## Your objective
Of all the lines in the records, how many hold the word "فانه"? Answer with the number only.

## Records for the exercise
++++++++

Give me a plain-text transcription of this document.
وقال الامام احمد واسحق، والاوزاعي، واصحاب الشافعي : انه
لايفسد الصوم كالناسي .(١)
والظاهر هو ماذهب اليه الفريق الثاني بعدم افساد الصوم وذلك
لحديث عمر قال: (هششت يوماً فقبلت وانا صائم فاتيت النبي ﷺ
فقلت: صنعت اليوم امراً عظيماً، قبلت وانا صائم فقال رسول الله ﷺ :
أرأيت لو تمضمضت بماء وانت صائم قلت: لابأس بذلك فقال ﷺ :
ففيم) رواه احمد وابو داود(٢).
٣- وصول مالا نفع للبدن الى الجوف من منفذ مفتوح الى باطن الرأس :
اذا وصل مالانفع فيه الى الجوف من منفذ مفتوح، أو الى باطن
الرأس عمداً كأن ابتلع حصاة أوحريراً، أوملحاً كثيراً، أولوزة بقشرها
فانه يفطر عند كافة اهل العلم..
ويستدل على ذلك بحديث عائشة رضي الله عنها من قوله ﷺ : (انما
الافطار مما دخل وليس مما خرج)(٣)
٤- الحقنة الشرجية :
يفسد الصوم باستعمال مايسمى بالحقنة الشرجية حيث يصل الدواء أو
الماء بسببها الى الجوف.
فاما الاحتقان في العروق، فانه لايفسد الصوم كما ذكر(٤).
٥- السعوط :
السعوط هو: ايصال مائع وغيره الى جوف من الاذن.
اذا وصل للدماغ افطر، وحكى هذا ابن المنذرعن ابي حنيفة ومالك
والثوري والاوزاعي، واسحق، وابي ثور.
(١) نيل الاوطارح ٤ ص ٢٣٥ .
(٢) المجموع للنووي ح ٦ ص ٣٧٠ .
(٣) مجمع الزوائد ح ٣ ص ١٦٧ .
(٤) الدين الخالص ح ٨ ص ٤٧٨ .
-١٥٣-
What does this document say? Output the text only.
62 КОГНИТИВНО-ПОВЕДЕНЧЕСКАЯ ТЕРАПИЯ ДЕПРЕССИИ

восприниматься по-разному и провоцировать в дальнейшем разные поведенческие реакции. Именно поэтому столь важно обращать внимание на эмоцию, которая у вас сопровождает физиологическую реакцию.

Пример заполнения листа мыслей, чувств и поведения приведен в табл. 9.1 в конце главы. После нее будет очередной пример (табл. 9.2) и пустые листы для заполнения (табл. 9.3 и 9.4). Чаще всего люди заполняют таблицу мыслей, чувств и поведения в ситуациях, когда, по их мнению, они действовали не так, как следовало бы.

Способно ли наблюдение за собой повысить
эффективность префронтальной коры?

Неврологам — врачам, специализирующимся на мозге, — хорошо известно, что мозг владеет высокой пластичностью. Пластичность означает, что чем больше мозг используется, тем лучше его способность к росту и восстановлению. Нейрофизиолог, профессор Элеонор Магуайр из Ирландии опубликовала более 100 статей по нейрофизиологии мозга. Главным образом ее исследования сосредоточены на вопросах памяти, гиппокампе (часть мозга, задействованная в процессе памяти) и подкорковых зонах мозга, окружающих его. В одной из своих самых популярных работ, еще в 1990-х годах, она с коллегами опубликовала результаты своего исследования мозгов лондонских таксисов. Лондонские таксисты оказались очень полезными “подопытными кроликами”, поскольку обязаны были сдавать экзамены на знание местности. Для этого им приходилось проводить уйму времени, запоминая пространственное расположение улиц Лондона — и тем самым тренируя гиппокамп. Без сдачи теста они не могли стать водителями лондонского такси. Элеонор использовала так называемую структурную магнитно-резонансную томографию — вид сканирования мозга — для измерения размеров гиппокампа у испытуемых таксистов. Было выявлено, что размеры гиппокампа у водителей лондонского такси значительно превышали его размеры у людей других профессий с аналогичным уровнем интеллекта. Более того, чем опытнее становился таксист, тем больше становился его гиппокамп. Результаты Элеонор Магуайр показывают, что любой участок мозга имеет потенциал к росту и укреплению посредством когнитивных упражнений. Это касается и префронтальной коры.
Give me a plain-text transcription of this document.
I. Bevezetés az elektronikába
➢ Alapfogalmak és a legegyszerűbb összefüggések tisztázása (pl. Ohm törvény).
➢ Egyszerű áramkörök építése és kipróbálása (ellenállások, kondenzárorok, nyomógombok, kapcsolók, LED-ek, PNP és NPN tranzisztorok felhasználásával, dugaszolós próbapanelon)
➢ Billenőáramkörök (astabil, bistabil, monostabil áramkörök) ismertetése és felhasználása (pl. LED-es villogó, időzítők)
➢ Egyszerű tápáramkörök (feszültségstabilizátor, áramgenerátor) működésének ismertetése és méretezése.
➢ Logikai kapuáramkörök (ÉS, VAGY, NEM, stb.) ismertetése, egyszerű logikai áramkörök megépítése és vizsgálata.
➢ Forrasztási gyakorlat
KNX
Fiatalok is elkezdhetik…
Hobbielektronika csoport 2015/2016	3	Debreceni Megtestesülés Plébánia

++++++++

## Task response
2